RAW DATA
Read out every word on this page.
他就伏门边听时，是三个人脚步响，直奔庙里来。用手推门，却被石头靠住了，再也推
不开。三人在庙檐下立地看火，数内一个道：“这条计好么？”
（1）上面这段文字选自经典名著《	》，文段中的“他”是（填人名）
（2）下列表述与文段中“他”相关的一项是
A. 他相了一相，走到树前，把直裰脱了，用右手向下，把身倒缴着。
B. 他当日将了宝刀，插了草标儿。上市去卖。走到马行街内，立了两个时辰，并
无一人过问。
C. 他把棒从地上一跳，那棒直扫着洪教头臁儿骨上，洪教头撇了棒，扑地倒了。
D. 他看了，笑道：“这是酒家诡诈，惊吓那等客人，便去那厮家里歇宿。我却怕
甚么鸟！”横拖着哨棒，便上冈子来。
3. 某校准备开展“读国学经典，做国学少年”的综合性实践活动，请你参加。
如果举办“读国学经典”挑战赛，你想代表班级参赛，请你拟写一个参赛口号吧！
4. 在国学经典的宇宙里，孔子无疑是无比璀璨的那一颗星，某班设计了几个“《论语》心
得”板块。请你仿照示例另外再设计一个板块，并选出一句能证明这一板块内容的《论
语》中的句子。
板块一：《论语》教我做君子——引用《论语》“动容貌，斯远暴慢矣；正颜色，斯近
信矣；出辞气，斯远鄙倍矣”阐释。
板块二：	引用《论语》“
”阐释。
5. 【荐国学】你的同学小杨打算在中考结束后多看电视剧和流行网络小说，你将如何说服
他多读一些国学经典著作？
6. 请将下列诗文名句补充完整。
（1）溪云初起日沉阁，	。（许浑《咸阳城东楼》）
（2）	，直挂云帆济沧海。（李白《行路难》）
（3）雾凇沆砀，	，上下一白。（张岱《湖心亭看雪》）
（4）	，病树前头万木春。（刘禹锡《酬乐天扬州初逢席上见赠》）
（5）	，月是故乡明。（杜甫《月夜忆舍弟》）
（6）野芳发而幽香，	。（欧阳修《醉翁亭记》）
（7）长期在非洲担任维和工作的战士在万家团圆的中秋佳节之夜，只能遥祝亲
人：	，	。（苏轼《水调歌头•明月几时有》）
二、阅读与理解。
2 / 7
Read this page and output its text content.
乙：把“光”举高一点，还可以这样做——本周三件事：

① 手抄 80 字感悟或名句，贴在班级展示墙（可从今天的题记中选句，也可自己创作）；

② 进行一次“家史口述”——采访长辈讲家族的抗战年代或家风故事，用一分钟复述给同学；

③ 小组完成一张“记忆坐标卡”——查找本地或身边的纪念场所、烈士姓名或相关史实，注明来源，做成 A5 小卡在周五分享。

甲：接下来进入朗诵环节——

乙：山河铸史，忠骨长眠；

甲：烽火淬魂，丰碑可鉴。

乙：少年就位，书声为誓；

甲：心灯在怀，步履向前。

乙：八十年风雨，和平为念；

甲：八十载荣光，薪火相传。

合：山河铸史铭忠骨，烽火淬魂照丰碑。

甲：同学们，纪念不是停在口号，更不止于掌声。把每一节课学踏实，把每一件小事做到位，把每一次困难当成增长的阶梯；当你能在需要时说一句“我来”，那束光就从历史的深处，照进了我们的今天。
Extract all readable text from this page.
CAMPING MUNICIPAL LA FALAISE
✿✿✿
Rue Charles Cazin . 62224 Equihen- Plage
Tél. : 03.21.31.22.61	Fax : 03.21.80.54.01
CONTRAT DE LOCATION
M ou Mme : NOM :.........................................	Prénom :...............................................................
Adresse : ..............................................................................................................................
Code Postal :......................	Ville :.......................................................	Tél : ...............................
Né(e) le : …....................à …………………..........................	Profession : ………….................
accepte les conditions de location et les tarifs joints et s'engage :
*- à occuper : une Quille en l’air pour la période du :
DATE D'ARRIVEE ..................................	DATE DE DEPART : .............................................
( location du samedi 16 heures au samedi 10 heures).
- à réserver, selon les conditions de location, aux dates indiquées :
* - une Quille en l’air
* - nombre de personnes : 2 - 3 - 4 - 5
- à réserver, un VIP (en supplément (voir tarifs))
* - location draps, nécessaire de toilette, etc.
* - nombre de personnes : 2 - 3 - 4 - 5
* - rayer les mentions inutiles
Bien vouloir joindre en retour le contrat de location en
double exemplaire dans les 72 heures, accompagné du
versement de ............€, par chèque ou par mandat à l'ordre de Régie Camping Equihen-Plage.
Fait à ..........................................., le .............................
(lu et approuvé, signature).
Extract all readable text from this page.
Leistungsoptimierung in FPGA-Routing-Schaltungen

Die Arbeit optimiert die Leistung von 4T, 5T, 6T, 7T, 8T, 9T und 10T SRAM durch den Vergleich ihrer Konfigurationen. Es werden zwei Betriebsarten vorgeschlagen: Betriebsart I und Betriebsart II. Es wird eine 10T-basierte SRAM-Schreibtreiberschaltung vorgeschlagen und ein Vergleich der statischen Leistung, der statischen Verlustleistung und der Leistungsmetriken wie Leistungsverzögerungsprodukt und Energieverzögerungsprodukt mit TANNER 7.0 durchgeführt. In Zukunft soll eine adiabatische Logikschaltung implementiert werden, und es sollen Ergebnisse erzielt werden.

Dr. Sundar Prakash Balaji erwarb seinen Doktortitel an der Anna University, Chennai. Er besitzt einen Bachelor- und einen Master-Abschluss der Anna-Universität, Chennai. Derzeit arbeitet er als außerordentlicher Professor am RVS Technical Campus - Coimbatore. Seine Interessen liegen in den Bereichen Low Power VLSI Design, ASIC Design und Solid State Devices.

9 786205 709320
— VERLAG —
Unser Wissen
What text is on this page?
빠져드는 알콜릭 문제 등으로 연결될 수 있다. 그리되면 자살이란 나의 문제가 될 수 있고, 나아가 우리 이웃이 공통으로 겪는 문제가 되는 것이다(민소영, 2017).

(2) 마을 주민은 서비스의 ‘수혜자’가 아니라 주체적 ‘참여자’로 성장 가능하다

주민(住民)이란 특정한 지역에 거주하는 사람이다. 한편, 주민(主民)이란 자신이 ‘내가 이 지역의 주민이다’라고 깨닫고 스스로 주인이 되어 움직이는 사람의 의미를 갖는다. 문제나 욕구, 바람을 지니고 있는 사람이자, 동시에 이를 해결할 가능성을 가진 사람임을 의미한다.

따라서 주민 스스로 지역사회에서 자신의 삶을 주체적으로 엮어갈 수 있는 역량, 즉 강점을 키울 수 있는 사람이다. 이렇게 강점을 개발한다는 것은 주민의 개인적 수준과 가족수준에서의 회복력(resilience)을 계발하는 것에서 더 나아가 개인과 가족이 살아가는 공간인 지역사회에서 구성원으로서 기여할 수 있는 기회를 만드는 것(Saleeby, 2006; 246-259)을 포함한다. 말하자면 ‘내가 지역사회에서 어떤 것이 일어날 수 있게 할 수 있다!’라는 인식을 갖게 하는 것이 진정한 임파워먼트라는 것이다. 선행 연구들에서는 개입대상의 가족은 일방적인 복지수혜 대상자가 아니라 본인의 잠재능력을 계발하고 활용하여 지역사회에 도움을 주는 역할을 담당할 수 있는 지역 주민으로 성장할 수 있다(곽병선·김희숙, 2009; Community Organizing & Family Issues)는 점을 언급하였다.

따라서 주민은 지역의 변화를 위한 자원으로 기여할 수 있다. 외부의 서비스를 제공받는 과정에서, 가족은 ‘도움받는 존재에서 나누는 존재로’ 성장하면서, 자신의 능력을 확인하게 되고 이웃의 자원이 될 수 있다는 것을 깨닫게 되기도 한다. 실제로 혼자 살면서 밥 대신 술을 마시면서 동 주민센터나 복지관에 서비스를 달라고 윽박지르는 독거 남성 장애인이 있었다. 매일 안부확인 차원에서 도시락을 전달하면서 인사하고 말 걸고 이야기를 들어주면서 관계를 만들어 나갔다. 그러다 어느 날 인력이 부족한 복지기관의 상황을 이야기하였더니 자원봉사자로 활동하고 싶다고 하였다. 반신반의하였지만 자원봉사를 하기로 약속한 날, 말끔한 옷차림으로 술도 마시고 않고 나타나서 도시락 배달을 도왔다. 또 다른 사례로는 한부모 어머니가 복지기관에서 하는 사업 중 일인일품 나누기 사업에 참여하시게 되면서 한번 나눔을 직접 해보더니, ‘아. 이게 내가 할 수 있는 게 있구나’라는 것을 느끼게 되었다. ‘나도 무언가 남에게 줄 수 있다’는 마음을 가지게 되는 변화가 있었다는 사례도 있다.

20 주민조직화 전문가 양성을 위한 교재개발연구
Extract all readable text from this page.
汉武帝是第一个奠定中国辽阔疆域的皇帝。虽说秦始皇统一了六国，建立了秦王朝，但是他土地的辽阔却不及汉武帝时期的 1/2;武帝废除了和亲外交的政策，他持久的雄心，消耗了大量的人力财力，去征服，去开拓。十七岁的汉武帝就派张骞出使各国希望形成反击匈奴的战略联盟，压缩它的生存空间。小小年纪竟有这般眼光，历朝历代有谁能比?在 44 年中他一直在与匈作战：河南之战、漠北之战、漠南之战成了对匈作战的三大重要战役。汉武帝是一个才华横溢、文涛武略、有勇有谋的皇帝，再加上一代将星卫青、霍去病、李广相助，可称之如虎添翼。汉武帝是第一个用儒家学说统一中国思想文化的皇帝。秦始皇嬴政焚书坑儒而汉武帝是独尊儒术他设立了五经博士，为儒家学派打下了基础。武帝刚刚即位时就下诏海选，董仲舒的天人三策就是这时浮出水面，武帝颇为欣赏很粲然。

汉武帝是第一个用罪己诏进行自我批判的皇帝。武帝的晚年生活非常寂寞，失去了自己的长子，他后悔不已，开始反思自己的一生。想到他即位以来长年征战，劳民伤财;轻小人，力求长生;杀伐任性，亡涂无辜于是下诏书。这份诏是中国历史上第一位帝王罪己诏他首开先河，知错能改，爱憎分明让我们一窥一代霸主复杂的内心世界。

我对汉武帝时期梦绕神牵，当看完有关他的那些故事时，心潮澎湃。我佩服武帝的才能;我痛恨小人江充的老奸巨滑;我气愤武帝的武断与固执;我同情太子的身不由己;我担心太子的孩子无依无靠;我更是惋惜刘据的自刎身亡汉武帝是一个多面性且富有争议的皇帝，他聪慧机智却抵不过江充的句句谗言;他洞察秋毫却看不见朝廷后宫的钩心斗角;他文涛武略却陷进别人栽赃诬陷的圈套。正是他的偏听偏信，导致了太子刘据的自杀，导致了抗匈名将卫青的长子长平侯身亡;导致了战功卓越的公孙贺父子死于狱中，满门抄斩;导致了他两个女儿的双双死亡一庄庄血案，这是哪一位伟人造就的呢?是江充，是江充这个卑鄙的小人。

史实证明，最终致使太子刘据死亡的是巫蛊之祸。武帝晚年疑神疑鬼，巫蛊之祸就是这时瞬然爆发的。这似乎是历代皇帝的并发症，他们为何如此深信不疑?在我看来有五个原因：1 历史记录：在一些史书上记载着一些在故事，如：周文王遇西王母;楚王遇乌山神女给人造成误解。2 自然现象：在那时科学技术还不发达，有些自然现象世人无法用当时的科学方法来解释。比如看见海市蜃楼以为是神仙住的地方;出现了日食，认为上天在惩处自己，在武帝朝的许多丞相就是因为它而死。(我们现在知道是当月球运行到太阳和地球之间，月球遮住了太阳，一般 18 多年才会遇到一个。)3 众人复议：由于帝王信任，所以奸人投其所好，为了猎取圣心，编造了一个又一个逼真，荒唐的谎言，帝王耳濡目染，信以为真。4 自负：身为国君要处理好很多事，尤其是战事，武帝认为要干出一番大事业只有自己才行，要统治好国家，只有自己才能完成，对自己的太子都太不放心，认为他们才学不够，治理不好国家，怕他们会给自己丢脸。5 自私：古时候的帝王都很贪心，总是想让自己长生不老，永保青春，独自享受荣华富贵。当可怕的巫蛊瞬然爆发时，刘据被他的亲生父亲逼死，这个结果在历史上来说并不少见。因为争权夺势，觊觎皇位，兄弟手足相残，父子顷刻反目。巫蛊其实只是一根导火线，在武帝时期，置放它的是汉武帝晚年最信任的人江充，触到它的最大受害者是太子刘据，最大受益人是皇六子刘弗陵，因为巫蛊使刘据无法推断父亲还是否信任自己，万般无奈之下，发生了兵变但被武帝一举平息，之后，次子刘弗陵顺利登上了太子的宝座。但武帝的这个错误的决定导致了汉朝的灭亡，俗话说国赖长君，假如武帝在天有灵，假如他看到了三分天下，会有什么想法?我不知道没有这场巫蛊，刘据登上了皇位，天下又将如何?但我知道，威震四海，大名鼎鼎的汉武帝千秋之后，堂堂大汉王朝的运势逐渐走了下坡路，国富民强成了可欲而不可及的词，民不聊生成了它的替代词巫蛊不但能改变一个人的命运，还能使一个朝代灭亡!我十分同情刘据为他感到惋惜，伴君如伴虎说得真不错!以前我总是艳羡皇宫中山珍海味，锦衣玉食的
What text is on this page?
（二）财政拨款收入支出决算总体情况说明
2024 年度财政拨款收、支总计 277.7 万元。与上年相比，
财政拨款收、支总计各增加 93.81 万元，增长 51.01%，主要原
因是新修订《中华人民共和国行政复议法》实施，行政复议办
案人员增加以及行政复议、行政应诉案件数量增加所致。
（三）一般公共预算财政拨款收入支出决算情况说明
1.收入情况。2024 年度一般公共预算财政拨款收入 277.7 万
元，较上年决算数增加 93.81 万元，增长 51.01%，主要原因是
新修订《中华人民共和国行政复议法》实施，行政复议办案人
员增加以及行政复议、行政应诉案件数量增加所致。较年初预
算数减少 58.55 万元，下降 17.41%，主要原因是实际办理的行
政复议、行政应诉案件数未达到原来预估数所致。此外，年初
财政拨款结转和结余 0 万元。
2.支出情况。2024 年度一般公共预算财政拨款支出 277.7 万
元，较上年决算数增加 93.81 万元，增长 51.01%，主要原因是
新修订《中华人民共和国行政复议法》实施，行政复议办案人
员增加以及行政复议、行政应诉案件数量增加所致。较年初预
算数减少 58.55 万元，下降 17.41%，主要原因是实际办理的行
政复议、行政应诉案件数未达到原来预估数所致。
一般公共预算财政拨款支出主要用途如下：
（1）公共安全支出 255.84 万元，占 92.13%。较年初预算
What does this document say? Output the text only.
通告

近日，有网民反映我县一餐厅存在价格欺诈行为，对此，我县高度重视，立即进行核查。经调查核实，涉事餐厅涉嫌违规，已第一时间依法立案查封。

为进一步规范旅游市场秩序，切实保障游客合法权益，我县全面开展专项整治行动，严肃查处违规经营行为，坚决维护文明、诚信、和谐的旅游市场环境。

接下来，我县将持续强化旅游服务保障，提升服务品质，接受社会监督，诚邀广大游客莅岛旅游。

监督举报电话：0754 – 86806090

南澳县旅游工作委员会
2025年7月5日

THE EXERCISE
Count how many lines above include the word "Quille" and answer with that figure only.

ANSWER TO THE PROBLEM
2